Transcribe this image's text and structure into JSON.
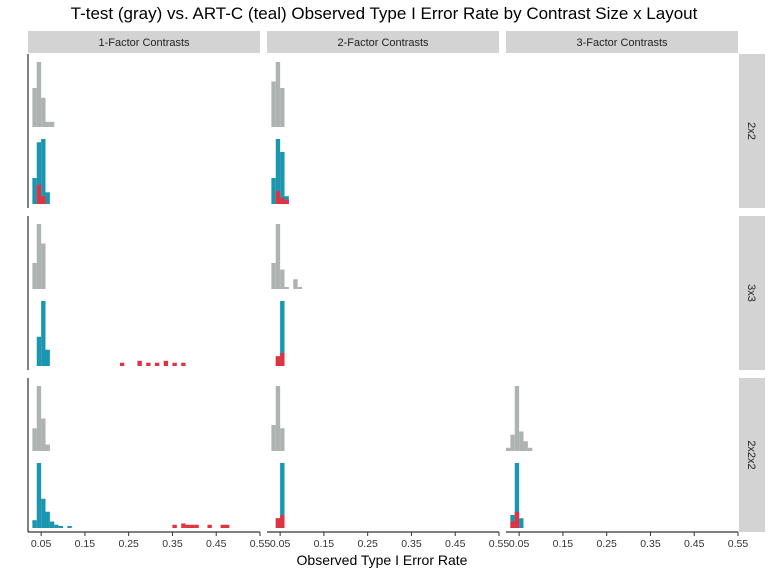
{
  "chart_data": {
    "type": "bar",
    "title": "T-test (gray) vs. ART-C (teal) Observed Type I Error Rate by Contrast Size x Layout",
    "xlabel": "Observed Type I Error Rate",
    "ylabel": "",
    "xlim": [
      0.02,
      0.55
    ],
    "xticks": [
      "0.05",
      "0.15",
      "0.25",
      "0.35",
      "0.45",
      "0.55"
    ],
    "xtick_values": [
      0.05,
      0.15,
      0.25,
      0.35,
      0.45,
      0.55
    ],
    "bin_width": 0.01,
    "columns": [
      "1-Factor Contrasts",
      "2-Factor Contrasts",
      "3-Factor Contrasts"
    ],
    "rows": [
      "2x2",
      "3x3",
      "2x2x2"
    ],
    "colors": {
      "ttest": "#adb3b1",
      "artc": "#1a96b0",
      "highlight": "#e03342",
      "strip": "#d3d3d3"
    },
    "series_labels": {
      "ttest": "T-test (gray)",
      "artc": "ART-C (teal)"
    },
    "panels": [
      {
        "row": 0,
        "col": 0,
        "gray": [
          [
            0.03,
            0.6
          ],
          [
            0.04,
            1.0
          ],
          [
            0.05,
            0.45
          ],
          [
            0.06,
            0.08
          ],
          [
            0.07,
            0.08
          ]
        ],
        "teal": [
          [
            0.03,
            0.4
          ],
          [
            0.04,
            0.95
          ],
          [
            0.05,
            1.0
          ],
          [
            0.06,
            0.18
          ]
        ],
        "red": [
          [
            0.04,
            0.3
          ],
          [
            0.05,
            0.12
          ]
        ]
      },
      {
        "row": 0,
        "col": 1,
        "gray": [
          [
            0.03,
            0.7
          ],
          [
            0.04,
            1.0
          ],
          [
            0.05,
            0.6
          ]
        ],
        "teal": [
          [
            0.03,
            0.4
          ],
          [
            0.04,
            1.0
          ],
          [
            0.05,
            0.8
          ],
          [
            0.06,
            0.12
          ]
        ],
        "red": [
          [
            0.04,
            0.2
          ],
          [
            0.05,
            0.1
          ],
          [
            0.06,
            0.06
          ]
        ]
      },
      {
        "row": 0,
        "col": 2,
        "gray": [],
        "teal": [],
        "red": []
      },
      {
        "row": 1,
        "col": 0,
        "gray": [
          [
            0.03,
            0.4
          ],
          [
            0.04,
            1.0
          ],
          [
            0.05,
            0.7
          ]
        ],
        "teal": [
          [
            0.04,
            0.45
          ],
          [
            0.05,
            1.0
          ],
          [
            0.06,
            0.25
          ]
        ],
        "red": [
          [
            0.23,
            0.05
          ],
          [
            0.27,
            0.08
          ],
          [
            0.29,
            0.05
          ],
          [
            0.31,
            0.05
          ],
          [
            0.33,
            0.08
          ],
          [
            0.35,
            0.05
          ],
          [
            0.37,
            0.05
          ]
        ]
      },
      {
        "row": 1,
        "col": 1,
        "gray": [
          [
            0.03,
            0.4
          ],
          [
            0.04,
            1.0
          ],
          [
            0.05,
            0.3
          ],
          [
            0.06,
            0.02
          ],
          [
            0.08,
            0.15
          ],
          [
            0.09,
            0.02
          ]
        ],
        "teal": [
          [
            0.04,
            0.15
          ],
          [
            0.05,
            1.0
          ]
        ],
        "red": [
          [
            0.04,
            0.15
          ],
          [
            0.05,
            0.2
          ]
        ]
      },
      {
        "row": 1,
        "col": 2,
        "gray": [],
        "teal": [],
        "red": []
      },
      {
        "row": 2,
        "col": 0,
        "gray": [
          [
            0.03,
            0.35
          ],
          [
            0.04,
            1.0
          ],
          [
            0.05,
            0.5
          ],
          [
            0.06,
            0.1
          ]
        ],
        "teal": [
          [
            0.03,
            0.12
          ],
          [
            0.04,
            1.0
          ],
          [
            0.05,
            0.45
          ],
          [
            0.06,
            0.25
          ],
          [
            0.07,
            0.1
          ],
          [
            0.08,
            0.05
          ],
          [
            0.09,
            0.03
          ],
          [
            0.11,
            0.02
          ]
        ],
        "red": [
          [
            0.35,
            0.05
          ],
          [
            0.37,
            0.07
          ],
          [
            0.38,
            0.05
          ],
          [
            0.39,
            0.05
          ],
          [
            0.4,
            0.05
          ],
          [
            0.43,
            0.05
          ],
          [
            0.46,
            0.05
          ],
          [
            0.47,
            0.05
          ]
        ]
      },
      {
        "row": 2,
        "col": 1,
        "gray": [
          [
            0.03,
            0.4
          ],
          [
            0.04,
            1.0
          ],
          [
            0.05,
            0.35
          ]
        ],
        "teal": [
          [
            0.04,
            0.15
          ],
          [
            0.05,
            1.0
          ]
        ],
        "red": [
          [
            0.04,
            0.15
          ],
          [
            0.05,
            0.2
          ]
        ]
      },
      {
        "row": 2,
        "col": 2,
        "gray": [
          [
            0.02,
            0.05
          ],
          [
            0.03,
            0.25
          ],
          [
            0.04,
            1.0
          ],
          [
            0.05,
            0.3
          ],
          [
            0.06,
            0.15
          ],
          [
            0.07,
            0.05
          ]
        ],
        "teal": [
          [
            0.03,
            0.2
          ],
          [
            0.04,
            1.0
          ],
          [
            0.05,
            0.15
          ]
        ],
        "red": [
          [
            0.03,
            0.1
          ],
          [
            0.04,
            0.25
          ]
        ]
      }
    ]
  }
}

:: WRITTEN PROBLEM ::
Go through the listing above and list every line that has the word "Error".

:: REPLY ::
    "title": "T-test (gray) vs. ART-C (teal) Observed Type I Error Rate by Contrast Size x Layout",
    "xlabel": "Observed Type I Error Rate",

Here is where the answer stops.